--- MATERIAL PROVIDED ---

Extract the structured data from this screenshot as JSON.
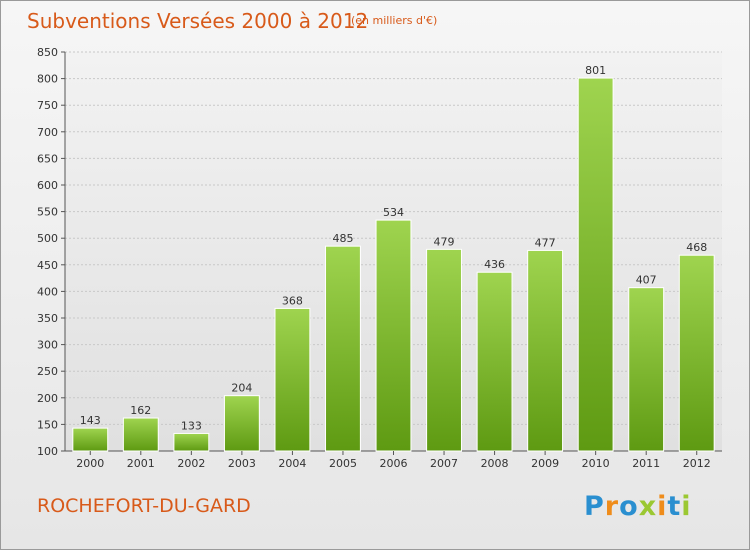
{
  "title": "Subventions Versées 2000 à 2012",
  "subtitle": "(en milliers d'€)",
  "footer": {
    "commune": "ROCHEFORT-DU-GARD"
  },
  "logo": {
    "text": "Proxiti",
    "letters": [
      "P",
      "r",
      "o",
      "x",
      "i",
      "t",
      "i"
    ],
    "colors": [
      "#2a8fd0",
      "#ef8c1a",
      "#2a8fd0",
      "#9bc832",
      "#ef8c1a",
      "#2a8fd0",
      "#9bc832"
    ]
  },
  "colors": {
    "bar_top": "#9fd44f",
    "bar_bottom": "#5e9a12",
    "title": "#d85a1a",
    "grid": "#c8c8c8"
  },
  "chart_data": {
    "type": "bar",
    "title": "Subventions Versées 2000 à 2012",
    "categories": [
      "2000",
      "2001",
      "2002",
      "2003",
      "2004",
      "2005",
      "2006",
      "2007",
      "2008",
      "2009",
      "2010",
      "2011",
      "2012"
    ],
    "values": [
      143,
      162,
      133,
      204,
      368,
      485,
      534,
      479,
      436,
      477,
      801,
      407,
      468
    ],
    "ylim": [
      100,
      850
    ],
    "yticks": [
      100,
      150,
      200,
      250,
      300,
      350,
      400,
      450,
      500,
      550,
      600,
      650,
      700,
      750,
      800,
      850
    ],
    "grid": "horizontal"
  }
}
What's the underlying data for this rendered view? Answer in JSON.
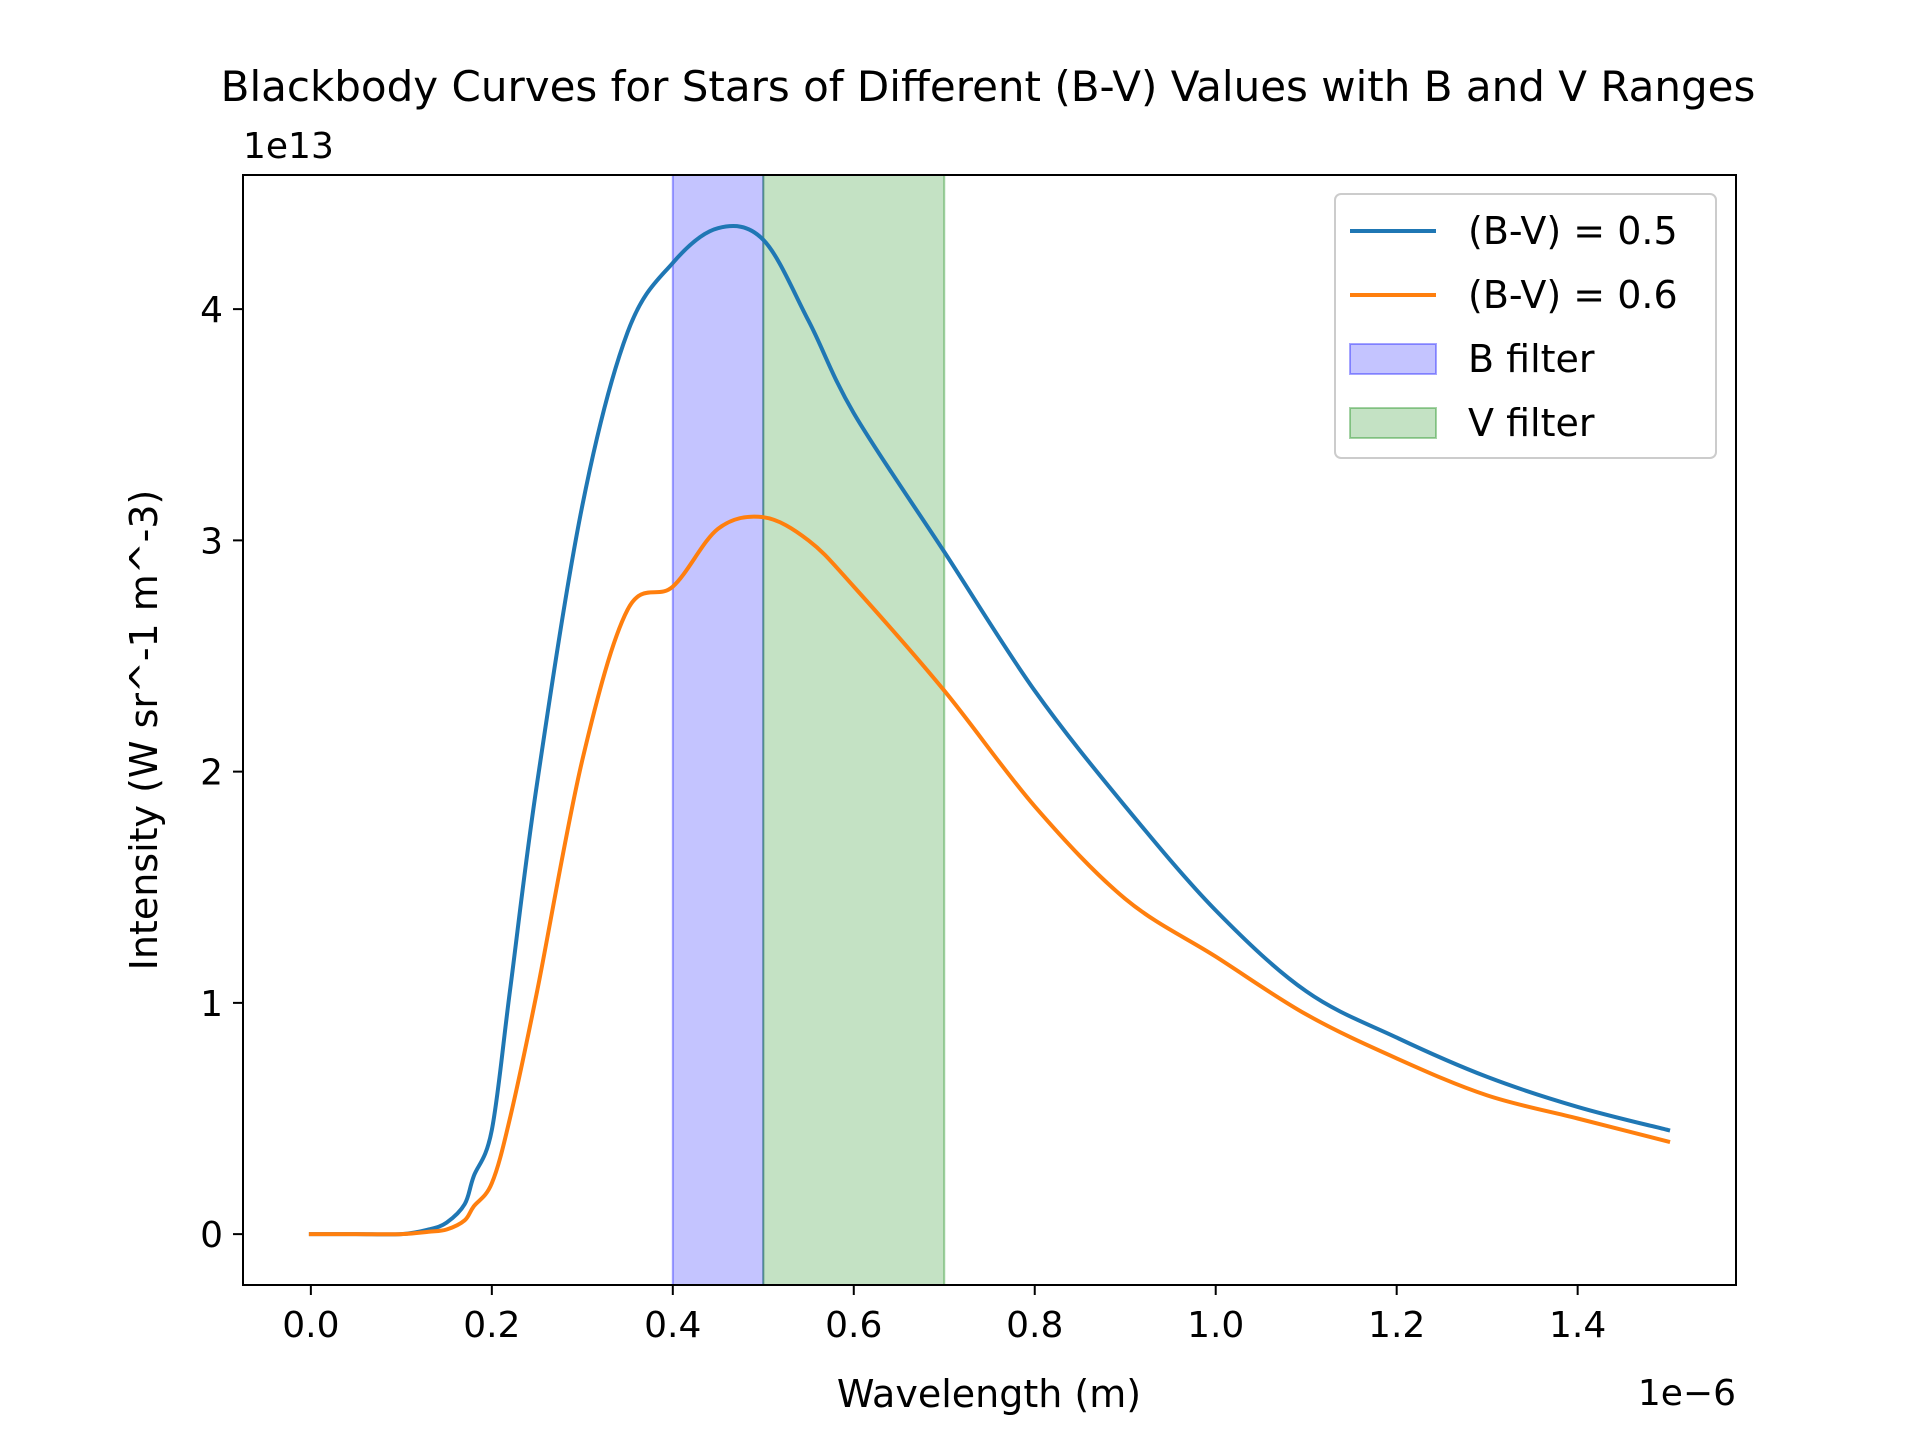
{
  "chart_data": {
    "type": "line",
    "title": "Blackbody Curves for Stars of Different (B-V) Values with B and V Ranges",
    "xlabel": "Wavelength (m)",
    "ylabel": "Intensity (W sr^-1 m^-3)",
    "x_offset_label": "1e−6",
    "y_offset_label": "1e13",
    "xlim": [
      -0.075,
      1.575
    ],
    "ylim": [
      -0.22,
      4.58
    ],
    "x_ticks": [
      0.0,
      0.2,
      0.4,
      0.6,
      0.8,
      1.0,
      1.2,
      1.4
    ],
    "x_tick_labels": [
      "0.0",
      "0.2",
      "0.4",
      "0.6",
      "0.8",
      "1.0",
      "1.2",
      "1.4"
    ],
    "y_ticks": [
      0,
      1,
      2,
      3,
      4
    ],
    "y_tick_labels": [
      "0",
      "1",
      "2",
      "3",
      "4"
    ],
    "grid": false,
    "legend_position": "top-right",
    "bands": [
      {
        "name": "B filter",
        "x_start": 0.4,
        "x_end": 0.5,
        "color": "#0000ff",
        "opacity": 0.23
      },
      {
        "name": "V filter",
        "x_start": 0.5,
        "x_end": 0.7,
        "color": "#008000",
        "opacity": 0.23
      }
    ],
    "series": [
      {
        "name": "(B-V) = 0.5",
        "color": "#1f77b4",
        "x": [
          0.0,
          0.05,
          0.1,
          0.13,
          0.15,
          0.17,
          0.18,
          0.2,
          0.22,
          0.25,
          0.3,
          0.35,
          0.4,
          0.45,
          0.5,
          0.55,
          0.6,
          0.7,
          0.8,
          0.9,
          1.0,
          1.1,
          1.2,
          1.3,
          1.4,
          1.5
        ],
        "y": [
          0.0,
          0.0,
          0.0,
          0.02,
          0.05,
          0.13,
          0.25,
          0.45,
          1.05,
          1.95,
          3.15,
          3.9,
          4.2,
          4.35,
          4.3,
          3.95,
          3.55,
          2.95,
          2.35,
          1.85,
          1.4,
          1.05,
          0.85,
          0.68,
          0.55,
          0.45
        ]
      },
      {
        "name": "(B-V) = 0.6",
        "color": "#ff7f0e",
        "x": [
          0.0,
          0.05,
          0.1,
          0.13,
          0.15,
          0.17,
          0.18,
          0.2,
          0.22,
          0.25,
          0.3,
          0.35,
          0.4,
          0.45,
          0.5,
          0.55,
          0.6,
          0.7,
          0.8,
          0.9,
          1.0,
          1.1,
          1.2,
          1.3,
          1.4,
          1.5
        ],
        "y": [
          0.0,
          0.0,
          0.0,
          0.01,
          0.02,
          0.06,
          0.12,
          0.22,
          0.5,
          1.05,
          2.05,
          2.7,
          2.8,
          3.05,
          3.1,
          3.0,
          2.8,
          2.35,
          1.85,
          1.45,
          1.2,
          0.95,
          0.76,
          0.6,
          0.5,
          0.4
        ]
      }
    ]
  }
}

---

:: PROBLEM TO WORK ON ::
For the data above, state only how many lines include the word "Subventions".

:: TASK ANSWER ::
2